● **What this task involves**:
For the listing below, give the number of lines in which "Convert" occurs. Add nothing.

--- Start Input material ---

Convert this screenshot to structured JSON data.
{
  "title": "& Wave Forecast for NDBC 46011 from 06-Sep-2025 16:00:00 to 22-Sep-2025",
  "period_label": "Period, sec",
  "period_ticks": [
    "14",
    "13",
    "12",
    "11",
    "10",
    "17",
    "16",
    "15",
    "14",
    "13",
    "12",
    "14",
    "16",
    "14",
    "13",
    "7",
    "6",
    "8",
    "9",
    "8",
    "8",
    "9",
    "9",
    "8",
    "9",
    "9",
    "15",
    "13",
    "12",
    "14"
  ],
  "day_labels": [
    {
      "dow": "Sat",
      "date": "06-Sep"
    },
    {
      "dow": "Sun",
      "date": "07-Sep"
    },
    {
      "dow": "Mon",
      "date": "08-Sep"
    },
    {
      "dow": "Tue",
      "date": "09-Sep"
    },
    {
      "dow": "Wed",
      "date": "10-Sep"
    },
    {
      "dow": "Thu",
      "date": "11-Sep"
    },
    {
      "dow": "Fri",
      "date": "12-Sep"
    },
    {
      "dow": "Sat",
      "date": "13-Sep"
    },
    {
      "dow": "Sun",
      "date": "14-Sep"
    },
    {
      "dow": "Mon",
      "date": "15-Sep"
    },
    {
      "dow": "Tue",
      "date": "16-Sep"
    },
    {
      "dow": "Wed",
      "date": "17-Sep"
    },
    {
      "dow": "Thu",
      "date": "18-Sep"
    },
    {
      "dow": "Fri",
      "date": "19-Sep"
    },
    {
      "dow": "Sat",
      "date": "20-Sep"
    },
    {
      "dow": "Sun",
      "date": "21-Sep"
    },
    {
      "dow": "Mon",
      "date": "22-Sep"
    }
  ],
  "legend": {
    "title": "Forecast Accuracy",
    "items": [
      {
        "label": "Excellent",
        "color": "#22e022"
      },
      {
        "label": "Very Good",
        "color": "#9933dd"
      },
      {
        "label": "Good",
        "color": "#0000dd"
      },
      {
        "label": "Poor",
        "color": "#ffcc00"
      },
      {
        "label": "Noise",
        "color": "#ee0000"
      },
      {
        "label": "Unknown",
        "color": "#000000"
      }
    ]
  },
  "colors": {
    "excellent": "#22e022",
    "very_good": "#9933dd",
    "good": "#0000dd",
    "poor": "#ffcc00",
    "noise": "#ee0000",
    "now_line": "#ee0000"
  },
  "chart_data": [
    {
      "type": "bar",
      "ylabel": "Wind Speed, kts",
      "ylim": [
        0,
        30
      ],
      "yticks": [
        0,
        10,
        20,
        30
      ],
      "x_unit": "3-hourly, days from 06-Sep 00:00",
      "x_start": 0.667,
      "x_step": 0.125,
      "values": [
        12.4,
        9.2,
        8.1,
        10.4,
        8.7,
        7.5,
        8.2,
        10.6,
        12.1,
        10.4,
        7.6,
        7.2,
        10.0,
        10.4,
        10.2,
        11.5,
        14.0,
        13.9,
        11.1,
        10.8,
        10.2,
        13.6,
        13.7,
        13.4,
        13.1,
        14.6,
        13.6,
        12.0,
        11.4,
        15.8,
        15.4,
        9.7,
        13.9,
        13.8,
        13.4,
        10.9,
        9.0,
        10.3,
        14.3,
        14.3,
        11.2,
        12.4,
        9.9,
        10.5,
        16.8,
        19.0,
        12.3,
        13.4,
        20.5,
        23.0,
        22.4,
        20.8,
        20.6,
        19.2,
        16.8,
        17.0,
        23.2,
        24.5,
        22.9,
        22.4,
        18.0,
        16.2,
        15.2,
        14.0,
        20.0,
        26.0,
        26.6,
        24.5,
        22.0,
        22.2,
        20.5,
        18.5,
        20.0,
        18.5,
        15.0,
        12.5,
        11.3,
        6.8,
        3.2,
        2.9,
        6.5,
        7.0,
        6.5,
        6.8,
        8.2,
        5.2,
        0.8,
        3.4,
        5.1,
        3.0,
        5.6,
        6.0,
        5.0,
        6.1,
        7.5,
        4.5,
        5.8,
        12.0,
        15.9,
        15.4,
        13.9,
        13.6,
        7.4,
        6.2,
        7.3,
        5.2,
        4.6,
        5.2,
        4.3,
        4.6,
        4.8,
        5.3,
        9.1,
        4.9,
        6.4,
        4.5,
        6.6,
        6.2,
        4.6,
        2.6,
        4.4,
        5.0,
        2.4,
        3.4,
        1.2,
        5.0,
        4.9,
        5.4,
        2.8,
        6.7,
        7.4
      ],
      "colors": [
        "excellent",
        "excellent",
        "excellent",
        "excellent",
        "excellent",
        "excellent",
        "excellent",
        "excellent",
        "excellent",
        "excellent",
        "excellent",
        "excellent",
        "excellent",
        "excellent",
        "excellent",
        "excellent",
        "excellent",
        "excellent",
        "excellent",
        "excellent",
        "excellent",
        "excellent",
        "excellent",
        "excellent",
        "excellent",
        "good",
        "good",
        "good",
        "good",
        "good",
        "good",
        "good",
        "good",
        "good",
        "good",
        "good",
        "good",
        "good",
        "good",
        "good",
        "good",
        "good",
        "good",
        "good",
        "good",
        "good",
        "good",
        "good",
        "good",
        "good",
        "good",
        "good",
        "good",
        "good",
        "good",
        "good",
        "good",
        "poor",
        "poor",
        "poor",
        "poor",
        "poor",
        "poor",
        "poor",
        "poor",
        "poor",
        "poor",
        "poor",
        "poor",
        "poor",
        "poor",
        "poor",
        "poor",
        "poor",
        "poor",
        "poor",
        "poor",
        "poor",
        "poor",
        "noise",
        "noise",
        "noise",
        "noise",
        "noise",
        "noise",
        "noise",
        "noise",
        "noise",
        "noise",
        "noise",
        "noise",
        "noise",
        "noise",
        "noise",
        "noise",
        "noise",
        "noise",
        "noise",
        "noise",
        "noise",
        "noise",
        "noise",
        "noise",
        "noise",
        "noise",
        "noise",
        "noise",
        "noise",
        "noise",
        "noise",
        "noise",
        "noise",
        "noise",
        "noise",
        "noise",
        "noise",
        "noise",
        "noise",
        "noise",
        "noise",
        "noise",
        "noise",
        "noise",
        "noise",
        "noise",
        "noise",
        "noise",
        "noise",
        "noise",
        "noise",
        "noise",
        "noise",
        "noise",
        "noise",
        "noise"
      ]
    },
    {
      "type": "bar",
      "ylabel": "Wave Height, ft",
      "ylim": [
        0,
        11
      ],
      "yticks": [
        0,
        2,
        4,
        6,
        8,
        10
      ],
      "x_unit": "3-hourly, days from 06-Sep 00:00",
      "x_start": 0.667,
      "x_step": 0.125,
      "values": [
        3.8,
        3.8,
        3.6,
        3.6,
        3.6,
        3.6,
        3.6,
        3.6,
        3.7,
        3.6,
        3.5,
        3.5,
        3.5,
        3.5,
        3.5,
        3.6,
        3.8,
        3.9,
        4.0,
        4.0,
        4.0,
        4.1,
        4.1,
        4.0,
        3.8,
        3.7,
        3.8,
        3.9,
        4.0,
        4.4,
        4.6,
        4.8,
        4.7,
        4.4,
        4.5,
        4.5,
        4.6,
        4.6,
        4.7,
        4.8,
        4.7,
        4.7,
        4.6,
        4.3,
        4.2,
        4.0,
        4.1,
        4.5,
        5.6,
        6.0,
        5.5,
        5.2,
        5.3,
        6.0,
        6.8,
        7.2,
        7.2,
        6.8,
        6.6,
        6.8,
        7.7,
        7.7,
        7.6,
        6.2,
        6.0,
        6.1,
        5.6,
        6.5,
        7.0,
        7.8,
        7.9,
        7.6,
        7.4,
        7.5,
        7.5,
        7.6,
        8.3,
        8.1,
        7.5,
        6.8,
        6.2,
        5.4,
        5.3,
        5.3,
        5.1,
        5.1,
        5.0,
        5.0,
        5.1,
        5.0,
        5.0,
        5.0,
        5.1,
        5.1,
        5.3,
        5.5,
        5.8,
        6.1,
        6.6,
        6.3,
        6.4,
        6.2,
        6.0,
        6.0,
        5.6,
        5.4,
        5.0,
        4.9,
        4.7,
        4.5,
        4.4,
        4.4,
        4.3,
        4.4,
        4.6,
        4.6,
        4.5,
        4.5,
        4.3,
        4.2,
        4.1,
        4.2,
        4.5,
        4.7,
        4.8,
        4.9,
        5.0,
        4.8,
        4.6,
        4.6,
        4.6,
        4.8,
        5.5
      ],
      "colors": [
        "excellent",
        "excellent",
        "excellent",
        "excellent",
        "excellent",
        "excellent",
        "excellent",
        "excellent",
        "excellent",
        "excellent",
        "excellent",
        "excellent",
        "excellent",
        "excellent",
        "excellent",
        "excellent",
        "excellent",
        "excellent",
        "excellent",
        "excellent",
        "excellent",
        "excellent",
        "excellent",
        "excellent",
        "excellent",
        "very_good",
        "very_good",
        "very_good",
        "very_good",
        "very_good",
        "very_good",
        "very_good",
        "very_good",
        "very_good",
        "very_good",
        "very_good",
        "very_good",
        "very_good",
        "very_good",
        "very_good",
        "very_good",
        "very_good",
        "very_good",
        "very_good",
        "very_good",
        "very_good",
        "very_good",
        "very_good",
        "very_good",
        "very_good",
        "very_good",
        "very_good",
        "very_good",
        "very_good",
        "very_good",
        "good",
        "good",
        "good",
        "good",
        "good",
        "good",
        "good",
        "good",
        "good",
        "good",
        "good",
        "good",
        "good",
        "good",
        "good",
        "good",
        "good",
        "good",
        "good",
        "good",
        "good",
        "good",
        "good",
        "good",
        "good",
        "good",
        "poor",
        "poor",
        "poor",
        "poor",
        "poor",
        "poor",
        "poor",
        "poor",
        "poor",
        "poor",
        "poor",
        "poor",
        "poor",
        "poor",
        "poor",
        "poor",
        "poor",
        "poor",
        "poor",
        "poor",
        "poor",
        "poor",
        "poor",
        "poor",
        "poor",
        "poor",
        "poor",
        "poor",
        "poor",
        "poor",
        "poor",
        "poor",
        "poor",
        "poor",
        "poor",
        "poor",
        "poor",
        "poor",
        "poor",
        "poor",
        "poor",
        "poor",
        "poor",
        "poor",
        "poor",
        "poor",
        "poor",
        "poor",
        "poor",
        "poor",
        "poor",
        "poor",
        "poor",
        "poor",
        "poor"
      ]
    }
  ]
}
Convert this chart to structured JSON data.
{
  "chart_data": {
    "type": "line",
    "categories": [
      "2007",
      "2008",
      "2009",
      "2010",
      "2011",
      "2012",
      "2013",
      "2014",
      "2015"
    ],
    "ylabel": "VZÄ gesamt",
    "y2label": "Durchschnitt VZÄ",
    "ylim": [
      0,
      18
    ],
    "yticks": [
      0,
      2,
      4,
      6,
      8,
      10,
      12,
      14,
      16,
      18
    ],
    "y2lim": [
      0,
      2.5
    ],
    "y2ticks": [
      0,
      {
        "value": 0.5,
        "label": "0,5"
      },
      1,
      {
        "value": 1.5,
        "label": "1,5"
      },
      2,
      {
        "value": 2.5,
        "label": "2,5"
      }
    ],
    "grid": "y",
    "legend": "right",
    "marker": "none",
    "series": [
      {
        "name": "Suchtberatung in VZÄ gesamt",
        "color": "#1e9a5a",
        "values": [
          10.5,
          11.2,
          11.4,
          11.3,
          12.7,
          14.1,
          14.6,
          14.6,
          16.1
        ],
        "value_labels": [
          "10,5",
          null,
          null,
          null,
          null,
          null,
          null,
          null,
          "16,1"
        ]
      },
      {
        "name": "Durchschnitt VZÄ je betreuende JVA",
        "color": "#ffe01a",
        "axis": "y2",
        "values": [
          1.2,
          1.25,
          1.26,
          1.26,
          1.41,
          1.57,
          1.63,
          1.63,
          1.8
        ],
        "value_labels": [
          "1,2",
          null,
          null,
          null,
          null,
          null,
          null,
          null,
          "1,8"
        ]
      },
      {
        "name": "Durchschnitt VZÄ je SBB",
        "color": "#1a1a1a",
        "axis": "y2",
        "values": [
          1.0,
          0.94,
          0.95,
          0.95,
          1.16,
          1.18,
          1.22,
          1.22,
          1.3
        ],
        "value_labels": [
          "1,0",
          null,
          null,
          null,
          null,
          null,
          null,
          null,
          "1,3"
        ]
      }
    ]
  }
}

--- End Input material ---

● **Problem solution**:
2